## The exercise
Print every entry, word for word, and skip the images.

## Input rows
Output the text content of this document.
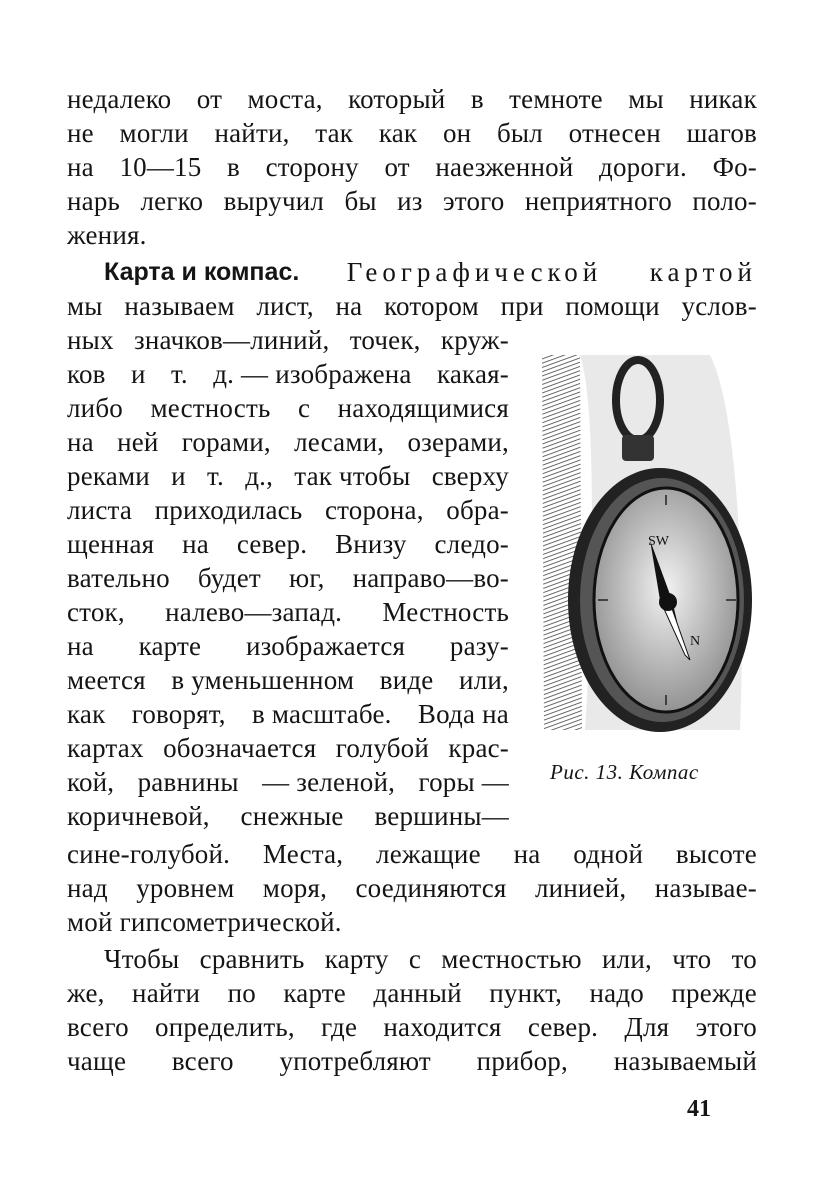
недалеко от моста, который в темноте мы никак
не могли найти, так как он был отнесен шагов
на 10—15 в сторону от наезженной дороги. Фо-
нарь легко выручил бы из этого неприятного поло-
жения.
Карта и компас. Географической картой
мы называем лист, на котором при помощи услов-
ных значков—линий, точек, круж-
ков и т. д. — изображена какая-
либо местность с находящимися
на ней горами, лесами, озерами,
реками и т. д., так чтобы сверху
листа приходилась сторона, обра-
щенная на север. Внизу следо-
вательно будет юг, направо—во-
сток, налево—запад. Местность
на карте изображается разу-
меется в уменьшенном виде или,
как говорят, в масштабе. Вода на
картах обозначается голубой крас-
кой, равнины — зеленой, горы —
коричневой, снежные вершины—
сине-голубой. Места, лежащие на одной высоте
над уровнем моря, соединяются линией, называе-
мой гипсометрической.
Чтобы сравнить карту с местностью или, что то
же, найти по карте данный пункт, надо прежде
всего определить, где находится север. Для этого
чаще всего употребляют прибор, называемый
SW
N
Рис. 13. Компас
41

## Answer for this exercise
Output the text content of this document.
недалеко от моста, который в темноте мы никак
не могли найти, так как он был отнесен шагов
на 10—15 в сторону от наезженной дороги. Фо-
нарь легко выручил бы из этого неприятного поло-
жения.
Карта и компас. Географической картой
мы называем лист, на котором при помощи услов-
ных значков—линий, точек, круж-
ков и т. д. — изображена какая-
либо местность с находящимися
на ней горами, лесами, озерами,
реками и т. д., так чтобы сверху
листа приходилась сторона, обра-
щенная на север. Внизу следо-
вательно будет юг, направо—во-
сток, налево—запад. Местность
на карте изображается разу-
меется в уменьшенном виде или,
как говорят, в масштабе. Вода на
картах обозначается голубой крас-
кой, равнины — зеленой, горы —
коричневой, снежные вершины—
сине-голубой. Места, лежащие на одной высоте
над уровнем моря, соединяются линией, называе-
мой гипсометрической.
Чтобы сравнить карту с местностью или, что то
же, найти по карте данный пункт, надо прежде
всего определить, где находится север. Для этого
чаще всего употребляют прибор, называемый
SW
N
Рис. 13. Компас
41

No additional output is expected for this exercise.